Aim: Write out the entries below once more, exactly.

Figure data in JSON
━━━━

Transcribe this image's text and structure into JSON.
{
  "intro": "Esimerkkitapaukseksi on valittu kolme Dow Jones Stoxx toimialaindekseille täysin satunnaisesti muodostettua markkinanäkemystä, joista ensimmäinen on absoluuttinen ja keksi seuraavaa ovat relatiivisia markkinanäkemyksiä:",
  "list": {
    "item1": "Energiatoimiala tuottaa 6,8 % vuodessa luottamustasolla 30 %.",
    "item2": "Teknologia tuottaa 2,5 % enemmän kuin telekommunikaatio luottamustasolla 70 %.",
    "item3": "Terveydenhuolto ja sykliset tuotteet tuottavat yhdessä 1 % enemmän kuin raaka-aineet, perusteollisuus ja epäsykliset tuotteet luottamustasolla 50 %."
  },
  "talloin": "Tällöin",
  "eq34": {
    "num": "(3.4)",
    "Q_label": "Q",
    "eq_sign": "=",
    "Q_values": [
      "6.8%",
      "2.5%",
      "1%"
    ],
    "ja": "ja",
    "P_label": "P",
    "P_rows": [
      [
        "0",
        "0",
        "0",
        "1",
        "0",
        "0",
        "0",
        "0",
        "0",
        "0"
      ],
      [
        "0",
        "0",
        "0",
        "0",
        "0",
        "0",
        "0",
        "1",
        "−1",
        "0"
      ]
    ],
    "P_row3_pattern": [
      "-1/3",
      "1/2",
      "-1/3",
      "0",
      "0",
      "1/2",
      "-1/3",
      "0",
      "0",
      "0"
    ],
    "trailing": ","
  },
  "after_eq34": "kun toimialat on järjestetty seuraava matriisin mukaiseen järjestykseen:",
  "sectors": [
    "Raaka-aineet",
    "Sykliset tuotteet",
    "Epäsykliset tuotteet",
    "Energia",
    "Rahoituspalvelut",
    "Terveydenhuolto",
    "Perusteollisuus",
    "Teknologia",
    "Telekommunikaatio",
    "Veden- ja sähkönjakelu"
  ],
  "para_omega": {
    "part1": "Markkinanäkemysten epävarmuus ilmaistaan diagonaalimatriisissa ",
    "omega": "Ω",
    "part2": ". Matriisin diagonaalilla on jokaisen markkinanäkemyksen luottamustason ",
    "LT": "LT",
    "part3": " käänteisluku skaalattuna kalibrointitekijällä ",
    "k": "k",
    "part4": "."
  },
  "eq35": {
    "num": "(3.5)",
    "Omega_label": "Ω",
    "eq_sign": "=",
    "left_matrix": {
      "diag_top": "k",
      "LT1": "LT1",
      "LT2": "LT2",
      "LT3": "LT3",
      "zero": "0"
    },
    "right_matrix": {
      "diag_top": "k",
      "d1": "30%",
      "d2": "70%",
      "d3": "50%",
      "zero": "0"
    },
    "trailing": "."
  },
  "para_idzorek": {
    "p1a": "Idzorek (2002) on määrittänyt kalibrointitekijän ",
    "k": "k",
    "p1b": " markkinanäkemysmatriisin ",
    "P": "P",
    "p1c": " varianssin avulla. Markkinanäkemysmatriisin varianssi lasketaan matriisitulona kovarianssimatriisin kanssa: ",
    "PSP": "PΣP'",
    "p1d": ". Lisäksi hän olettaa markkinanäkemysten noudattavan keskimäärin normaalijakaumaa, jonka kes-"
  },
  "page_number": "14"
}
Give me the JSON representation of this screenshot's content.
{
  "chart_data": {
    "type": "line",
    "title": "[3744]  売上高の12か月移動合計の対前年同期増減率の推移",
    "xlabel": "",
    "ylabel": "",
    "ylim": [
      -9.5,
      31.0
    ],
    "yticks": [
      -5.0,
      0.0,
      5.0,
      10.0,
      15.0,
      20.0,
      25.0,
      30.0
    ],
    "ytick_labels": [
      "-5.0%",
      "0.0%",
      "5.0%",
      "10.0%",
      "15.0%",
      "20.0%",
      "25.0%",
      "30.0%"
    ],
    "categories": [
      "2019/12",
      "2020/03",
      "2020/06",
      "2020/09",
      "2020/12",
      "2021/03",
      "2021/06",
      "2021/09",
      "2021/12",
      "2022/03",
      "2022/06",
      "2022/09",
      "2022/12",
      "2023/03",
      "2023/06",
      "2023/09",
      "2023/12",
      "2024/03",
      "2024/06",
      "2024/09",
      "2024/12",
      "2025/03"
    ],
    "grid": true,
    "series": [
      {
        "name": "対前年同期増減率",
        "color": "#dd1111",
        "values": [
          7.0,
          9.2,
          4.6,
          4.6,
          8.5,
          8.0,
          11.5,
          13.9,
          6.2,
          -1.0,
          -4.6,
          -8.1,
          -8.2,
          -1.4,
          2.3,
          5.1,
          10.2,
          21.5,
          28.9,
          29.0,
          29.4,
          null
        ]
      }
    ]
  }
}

━━━━

Output for this exercise:
Transcribe this image's text and structure into JSON.
{
  "intro": "Esimerkkitapaukseksi on valittu kolme Dow Jones Stoxx toimialaindekseille täysin satunnaisesti muodostettua markkinanäkemystä, joista ensimmäinen on absoluuttinen ja keksi seuraavaa ovat relatiivisia markkinanäkemyksiä:",
  "list": {
    "item1": "Energiatoimiala tuottaa 6,8 % vuodessa luottamustasolla 30 %.",
    "item2": "Teknologia tuottaa 2,5 % enemmän kuin telekommunikaatio luottamustasolla 70 %.",
    "item3": "Terveydenhuolto ja sykliset tuotteet tuottavat yhdessä 1 % enemmän kuin raaka-aineet, perusteollisuus ja epäsykliset tuotteet luottamustasolla 50 %."
  },
  "talloin": "Tällöin",
  "eq34": {
    "num": "(3.4)",
    "Q_label": "Q",
    "eq_sign": "=",
    "Q_values": [
      "6.8%",
      "2.5%",
      "1%"
    ],
    "ja": "ja",
    "P_label": "P",
    "P_rows": [
      [
        "0",
        "0",
        "0",
        "1",
        "0",
        "0",
        "0",
        "0",
        "0",
        "0"
      ],
      [
        "0",
        "0",
        "0",
        "0",
        "0",
        "0",
        "0",
        "1",
        "−1",
        "0"
      ]
    ],
    "P_row3_pattern": [
      "-1/3",
      "1/2",
      "-1/3",
      "0",
      "0",
      "1/2",
      "-1/3",
      "0",
      "0",
      "0"
    ],
    "trailing": ","
  },
  "after_eq34": "kun toimialat on järjestetty seuraava matriisin mukaiseen järjestykseen:",
  "sectors": [
    "Raaka-aineet",
    "Sykliset tuotteet",
    "Epäsykliset tuotteet",
    "Energia",
    "Rahoituspalvelut",
    "Terveydenhuolto",
    "Perusteollisuus",
    "Teknologia",
    "Telekommunikaatio",
    "Veden- ja sähkönjakelu"
  ],
  "para_omega": {
    "part1": "Markkinanäkemysten epävarmuus ilmaistaan diagonaalimatriisissa ",
    "omega": "Ω",
    "part2": ". Matriisin diagonaalilla on jokaisen markkinanäkemyksen luottamustason ",
    "LT": "LT",
    "part3": " käänteisluku skaalattuna kalibrointitekijällä ",
    "k": "k",
    "part4": "."
  },
  "eq35": {
    "num": "(3.5)",
    "Omega_label": "Ω",
    "eq_sign": "=",
    "left_matrix": {
      "diag_top": "k",
      "LT1": "LT1",
      "LT2": "LT2",
      "LT3": "LT3",
      "zero": "0"
    },
    "right_matrix": {
      "diag_top": "k",
      "d1": "30%",
      "d2": "70%",
      "d3": "50%",
      "zero": "0"
    },
    "trailing": "."
  },
  "para_idzorek": {
    "p1a": "Idzorek (2002) on määrittänyt kalibrointitekijän ",
    "k": "k",
    "p1b": " markkinanäkemysmatriisin ",
    "P": "P",
    "p1c": " varianssin avulla. Markkinanäkemysmatriisin varianssi lasketaan matriisitulona kovarianssimatriisin kanssa: ",
    "PSP": "PΣP'",
    "p1d": ". Lisäksi hän olettaa markkinanäkemysten noudattavan keskimäärin normaalijakaumaa, jonka kes-"
  },
  "page_number": "14"
}
Give me the JSON representation of this screenshot's content.
{
  "chart_data": {
    "type": "line",
    "title": "[3744]  売上高の12か月移動合計の対前年同期増減率の推移",
    "xlabel": "",
    "ylabel": "",
    "ylim": [
      -9.5,
      31.0
    ],
    "yticks": [
      -5.0,
      0.0,
      5.0,
      10.0,
      15.0,
      20.0,
      25.0,
      30.0
    ],
    "ytick_labels": [
      "-5.0%",
      "0.0%",
      "5.0%",
      "10.0%",
      "15.0%",
      "20.0%",
      "25.0%",
      "30.0%"
    ],
    "categories": [
      "2019/12",
      "2020/03",
      "2020/06",
      "2020/09",
      "2020/12",
      "2021/03",
      "2021/06",
      "2021/09",
      "2021/12",
      "2022/03",
      "2022/06",
      "2022/09",
      "2022/12",
      "2023/03",
      "2023/06",
      "2023/09",
      "2023/12",
      "2024/03",
      "2024/06",
      "2024/09",
      "2024/12",
      "2025/03"
    ],
    "grid": true,
    "series": [
      {
        "name": "対前年同期増減率",
        "color": "#dd1111",
        "values": [
          7.0,
          9.2,
          4.6,
          4.6,
          8.5,
          8.0,
          11.5,
          13.9,
          6.2,
          -1.0,
          -4.6,
          -8.1,
          -8.2,
          -1.4,
          2.3,
          5.1,
          10.2,
          21.5,
          28.9,
          29.0,
          29.4,
          null
        ]
      }
    ]
  }
}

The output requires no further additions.